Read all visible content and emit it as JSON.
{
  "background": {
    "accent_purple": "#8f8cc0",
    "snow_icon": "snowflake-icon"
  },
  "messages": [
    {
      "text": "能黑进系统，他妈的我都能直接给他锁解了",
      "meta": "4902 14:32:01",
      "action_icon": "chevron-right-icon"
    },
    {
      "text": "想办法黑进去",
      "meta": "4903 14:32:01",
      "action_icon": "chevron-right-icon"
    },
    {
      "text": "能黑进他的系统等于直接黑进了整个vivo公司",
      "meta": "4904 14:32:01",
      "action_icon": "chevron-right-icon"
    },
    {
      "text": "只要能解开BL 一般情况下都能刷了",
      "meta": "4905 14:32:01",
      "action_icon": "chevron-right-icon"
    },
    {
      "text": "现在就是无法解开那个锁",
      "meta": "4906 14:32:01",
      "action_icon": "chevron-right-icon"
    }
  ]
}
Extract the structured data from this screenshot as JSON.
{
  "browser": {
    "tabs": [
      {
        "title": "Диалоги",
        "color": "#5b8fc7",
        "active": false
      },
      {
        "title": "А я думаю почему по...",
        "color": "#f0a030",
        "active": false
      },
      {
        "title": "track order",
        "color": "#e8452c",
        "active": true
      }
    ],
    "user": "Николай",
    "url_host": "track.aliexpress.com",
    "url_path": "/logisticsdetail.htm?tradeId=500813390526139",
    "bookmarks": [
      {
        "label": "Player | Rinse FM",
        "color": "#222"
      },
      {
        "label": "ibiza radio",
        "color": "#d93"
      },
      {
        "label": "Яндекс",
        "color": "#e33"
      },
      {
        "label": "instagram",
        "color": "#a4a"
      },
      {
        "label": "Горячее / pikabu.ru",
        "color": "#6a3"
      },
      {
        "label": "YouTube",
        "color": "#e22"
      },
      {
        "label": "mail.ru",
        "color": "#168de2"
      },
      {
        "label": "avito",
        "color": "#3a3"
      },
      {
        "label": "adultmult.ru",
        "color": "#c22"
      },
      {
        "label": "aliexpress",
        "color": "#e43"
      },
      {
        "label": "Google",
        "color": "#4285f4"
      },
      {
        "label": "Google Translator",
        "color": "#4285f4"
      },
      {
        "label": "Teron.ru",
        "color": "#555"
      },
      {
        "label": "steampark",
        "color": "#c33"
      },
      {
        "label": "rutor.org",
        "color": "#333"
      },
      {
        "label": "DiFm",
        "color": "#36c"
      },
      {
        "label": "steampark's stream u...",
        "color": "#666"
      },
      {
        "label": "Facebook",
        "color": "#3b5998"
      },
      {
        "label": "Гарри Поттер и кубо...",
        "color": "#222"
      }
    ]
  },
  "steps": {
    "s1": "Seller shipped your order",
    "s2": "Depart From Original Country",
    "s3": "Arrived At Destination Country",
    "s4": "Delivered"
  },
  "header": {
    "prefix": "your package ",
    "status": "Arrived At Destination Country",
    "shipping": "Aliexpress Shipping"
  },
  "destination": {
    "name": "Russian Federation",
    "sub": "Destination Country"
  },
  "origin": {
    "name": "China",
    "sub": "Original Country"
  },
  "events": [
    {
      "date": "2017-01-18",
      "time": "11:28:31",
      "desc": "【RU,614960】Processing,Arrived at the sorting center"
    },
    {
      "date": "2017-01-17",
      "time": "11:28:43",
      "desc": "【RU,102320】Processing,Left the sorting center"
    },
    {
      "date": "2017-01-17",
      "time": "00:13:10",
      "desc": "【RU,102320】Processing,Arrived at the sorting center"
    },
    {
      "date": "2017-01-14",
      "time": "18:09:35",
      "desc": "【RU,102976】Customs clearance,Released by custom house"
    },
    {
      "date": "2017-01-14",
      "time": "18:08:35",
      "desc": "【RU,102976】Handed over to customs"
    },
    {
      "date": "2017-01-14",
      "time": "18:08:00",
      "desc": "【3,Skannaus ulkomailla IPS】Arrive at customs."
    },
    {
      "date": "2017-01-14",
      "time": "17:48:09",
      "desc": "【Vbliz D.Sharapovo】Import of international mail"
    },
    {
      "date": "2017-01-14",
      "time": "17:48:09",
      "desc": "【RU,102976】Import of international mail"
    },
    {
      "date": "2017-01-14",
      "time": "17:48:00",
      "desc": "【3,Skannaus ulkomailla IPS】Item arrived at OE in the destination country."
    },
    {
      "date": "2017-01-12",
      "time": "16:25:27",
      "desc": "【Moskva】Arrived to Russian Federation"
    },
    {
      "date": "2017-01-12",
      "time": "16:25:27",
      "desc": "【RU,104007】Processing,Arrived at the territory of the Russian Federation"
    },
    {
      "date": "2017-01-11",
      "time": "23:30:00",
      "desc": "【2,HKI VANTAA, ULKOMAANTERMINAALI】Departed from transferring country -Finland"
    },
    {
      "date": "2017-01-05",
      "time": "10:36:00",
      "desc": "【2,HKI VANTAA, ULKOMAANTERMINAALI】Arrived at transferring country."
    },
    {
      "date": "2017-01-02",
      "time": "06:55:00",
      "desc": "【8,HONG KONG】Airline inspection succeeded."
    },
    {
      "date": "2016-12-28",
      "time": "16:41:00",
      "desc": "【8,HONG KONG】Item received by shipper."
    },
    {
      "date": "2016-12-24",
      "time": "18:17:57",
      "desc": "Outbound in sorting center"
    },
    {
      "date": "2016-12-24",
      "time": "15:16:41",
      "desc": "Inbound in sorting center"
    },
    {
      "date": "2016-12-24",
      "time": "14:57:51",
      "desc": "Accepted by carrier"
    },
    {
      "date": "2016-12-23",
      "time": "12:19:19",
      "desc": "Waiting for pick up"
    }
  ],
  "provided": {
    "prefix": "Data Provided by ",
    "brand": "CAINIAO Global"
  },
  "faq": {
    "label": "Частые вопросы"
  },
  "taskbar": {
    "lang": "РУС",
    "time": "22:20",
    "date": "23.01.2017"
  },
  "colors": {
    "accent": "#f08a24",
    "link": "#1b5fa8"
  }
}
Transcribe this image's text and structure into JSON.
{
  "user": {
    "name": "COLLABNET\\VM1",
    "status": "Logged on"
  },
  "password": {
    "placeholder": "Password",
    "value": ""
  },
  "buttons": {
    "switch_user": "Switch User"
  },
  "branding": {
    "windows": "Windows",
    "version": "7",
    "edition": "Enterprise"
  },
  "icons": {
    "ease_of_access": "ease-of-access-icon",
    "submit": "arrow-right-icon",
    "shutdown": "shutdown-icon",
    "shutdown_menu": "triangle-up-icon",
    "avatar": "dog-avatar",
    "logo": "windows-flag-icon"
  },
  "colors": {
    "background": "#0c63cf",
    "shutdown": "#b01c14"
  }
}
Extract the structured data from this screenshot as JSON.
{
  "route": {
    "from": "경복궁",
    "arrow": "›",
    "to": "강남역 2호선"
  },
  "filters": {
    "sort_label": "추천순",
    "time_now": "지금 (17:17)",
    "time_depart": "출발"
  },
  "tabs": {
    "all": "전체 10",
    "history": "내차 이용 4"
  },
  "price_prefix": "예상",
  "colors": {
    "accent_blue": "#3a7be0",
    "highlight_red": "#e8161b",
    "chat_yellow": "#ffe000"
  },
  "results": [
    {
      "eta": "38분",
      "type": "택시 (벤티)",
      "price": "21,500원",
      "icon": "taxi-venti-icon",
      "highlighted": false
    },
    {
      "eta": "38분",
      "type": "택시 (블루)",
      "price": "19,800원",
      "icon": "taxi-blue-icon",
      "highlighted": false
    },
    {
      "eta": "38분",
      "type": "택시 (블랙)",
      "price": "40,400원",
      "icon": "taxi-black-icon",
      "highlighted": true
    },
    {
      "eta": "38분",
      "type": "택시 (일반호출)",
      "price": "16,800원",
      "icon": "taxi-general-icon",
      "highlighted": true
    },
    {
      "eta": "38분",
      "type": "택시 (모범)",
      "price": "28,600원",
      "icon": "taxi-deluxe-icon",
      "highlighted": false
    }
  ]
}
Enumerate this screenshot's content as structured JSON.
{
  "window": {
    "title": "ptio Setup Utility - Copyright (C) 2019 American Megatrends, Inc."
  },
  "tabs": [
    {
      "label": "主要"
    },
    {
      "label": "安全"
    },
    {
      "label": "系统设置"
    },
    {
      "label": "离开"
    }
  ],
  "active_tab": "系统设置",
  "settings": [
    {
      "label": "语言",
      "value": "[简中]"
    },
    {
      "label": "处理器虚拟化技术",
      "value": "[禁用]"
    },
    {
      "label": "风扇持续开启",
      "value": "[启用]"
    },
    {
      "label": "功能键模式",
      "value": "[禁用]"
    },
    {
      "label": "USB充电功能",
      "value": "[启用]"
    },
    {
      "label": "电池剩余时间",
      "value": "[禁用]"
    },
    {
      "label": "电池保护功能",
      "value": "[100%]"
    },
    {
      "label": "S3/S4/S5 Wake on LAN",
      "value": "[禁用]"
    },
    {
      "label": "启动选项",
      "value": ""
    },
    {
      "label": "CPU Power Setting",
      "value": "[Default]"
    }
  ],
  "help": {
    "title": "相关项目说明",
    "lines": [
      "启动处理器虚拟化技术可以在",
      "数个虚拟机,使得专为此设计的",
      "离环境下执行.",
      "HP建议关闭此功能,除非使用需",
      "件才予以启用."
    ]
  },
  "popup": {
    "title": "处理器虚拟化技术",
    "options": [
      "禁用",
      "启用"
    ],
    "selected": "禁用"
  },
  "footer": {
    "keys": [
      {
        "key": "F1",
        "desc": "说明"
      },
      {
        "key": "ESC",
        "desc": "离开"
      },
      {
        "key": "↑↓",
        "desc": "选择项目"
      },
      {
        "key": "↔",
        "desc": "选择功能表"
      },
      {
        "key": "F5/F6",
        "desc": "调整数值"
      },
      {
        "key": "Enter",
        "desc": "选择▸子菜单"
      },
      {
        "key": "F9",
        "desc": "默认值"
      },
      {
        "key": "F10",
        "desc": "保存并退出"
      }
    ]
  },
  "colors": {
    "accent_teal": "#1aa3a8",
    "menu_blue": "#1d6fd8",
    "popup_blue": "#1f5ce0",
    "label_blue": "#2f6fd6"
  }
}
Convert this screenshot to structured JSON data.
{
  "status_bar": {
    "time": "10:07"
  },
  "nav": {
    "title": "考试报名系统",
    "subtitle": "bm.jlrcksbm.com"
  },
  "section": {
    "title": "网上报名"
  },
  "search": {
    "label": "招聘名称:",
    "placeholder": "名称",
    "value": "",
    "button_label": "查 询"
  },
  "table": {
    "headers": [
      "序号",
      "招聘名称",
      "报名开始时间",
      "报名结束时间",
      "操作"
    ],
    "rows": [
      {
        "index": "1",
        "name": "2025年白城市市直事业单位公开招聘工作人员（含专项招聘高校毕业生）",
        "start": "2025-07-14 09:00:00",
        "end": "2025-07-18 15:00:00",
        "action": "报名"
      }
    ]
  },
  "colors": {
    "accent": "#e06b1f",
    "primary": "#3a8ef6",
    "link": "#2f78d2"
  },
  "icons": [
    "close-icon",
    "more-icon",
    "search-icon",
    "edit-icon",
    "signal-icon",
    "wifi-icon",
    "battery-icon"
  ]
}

•••••

# Problem statement
Emit verbatim the lines running from the one with "Convert this screenshot" through the last line of the data, both endpoints inclusive.

# Output below
Convert this screenshot to structured JSON data.
{
  "status_bar": {
    "time": "10:07"
  },
  "nav": {
    "title": "考试报名系统",
    "subtitle": "bm.jlrcksbm.com"
  },
  "section": {
    "title": "网上报名"
  },
  "search": {
    "label": "招聘名称:",
    "placeholder": "名称",
    "value": "",
    "button_label": "查 询"
  },
  "table": {
    "headers": [
      "序号",
      "招聘名称",
      "报名开始时间",
      "报名结束时间",
      "操作"
    ],
    "rows": [
      {
        "index": "1",
        "name": "2025年白城市市直事业单位公开招聘工作人员（含专项招聘高校毕业生）",
        "start": "2025-07-14 09:00:00",
        "end": "2025-07-18 15:00:00",
        "action": "报名"
      }
    ]
  },
  "colors": {
    "accent": "#e06b1f",
    "primary": "#3a8ef6",
    "link": "#2f78d2"
  },
  "icons": [
    "close-icon",
    "more-icon",
    "search-icon",
    "edit-icon",
    "signal-icon",
    "wifi-icon",
    "battery-icon"
  ]
}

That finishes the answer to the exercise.